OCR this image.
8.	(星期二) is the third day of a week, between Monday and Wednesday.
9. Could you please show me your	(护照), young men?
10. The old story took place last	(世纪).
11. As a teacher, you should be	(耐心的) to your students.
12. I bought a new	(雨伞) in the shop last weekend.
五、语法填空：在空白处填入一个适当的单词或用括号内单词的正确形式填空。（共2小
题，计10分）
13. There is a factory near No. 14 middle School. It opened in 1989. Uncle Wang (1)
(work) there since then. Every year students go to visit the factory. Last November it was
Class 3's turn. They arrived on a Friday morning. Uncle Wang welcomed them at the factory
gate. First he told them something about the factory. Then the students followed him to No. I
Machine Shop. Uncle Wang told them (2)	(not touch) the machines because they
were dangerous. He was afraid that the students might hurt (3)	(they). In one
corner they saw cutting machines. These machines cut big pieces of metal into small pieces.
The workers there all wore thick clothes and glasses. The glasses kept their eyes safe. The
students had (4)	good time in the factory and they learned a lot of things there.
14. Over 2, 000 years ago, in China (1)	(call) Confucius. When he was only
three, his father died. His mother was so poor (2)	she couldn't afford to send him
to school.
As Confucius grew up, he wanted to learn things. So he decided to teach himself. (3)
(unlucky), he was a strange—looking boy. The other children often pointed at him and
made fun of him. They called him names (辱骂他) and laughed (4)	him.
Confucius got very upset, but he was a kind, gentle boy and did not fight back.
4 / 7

.....

== TASK PROMPT ==
The records above are to be copied in full, exactly as written.

== WRITTEN RESPONSE ==
OCR this image.
8.	(星期二) is the third day of a week, between Monday and Wednesday.
9. Could you please show me your	(护照), young men?
10. The old story took place last	(世纪).
11. As a teacher, you should be	(耐心的) to your students.
12. I bought a new	(雨伞) in the shop last weekend.
五、语法填空：在空白处填入一个适当的单词或用括号内单词的正确形式填空。（共2小
题，计10分）
13. There is a factory near No. 14 middle School. It opened in 1989. Uncle Wang (1)
(work) there since then. Every year students go to visit the factory. Last November it was
Class 3's turn. They arrived on a Friday morning. Uncle Wang welcomed them at the factory
gate. First he told them something about the factory. Then the students followed him to No. I
Machine Shop. Uncle Wang told them (2)	(not touch) the machines because they
were dangerous. He was afraid that the students might hurt (3)	(they). In one
corner they saw cutting machines. These machines cut big pieces of metal into small pieces.
The workers there all wore thick clothes and glasses. The glasses kept their eyes safe. The
students had (4)	good time in the factory and they learned a lot of things there.
14. Over 2, 000 years ago, in China (1)	(call) Confucius. When he was only
three, his father died. His mother was so poor (2)	she couldn't afford to send him
to school.
As Confucius grew up, he wanted to learn things. So he decided to teach himself. (3)
(unlucky), he was a strange—looking boy. The other children often pointed at him and
made fun of him. They called him names (辱骂他) and laughed (4)	him.
Confucius got very upset, but he was a kind, gentle boy and did not fight back.
4 / 7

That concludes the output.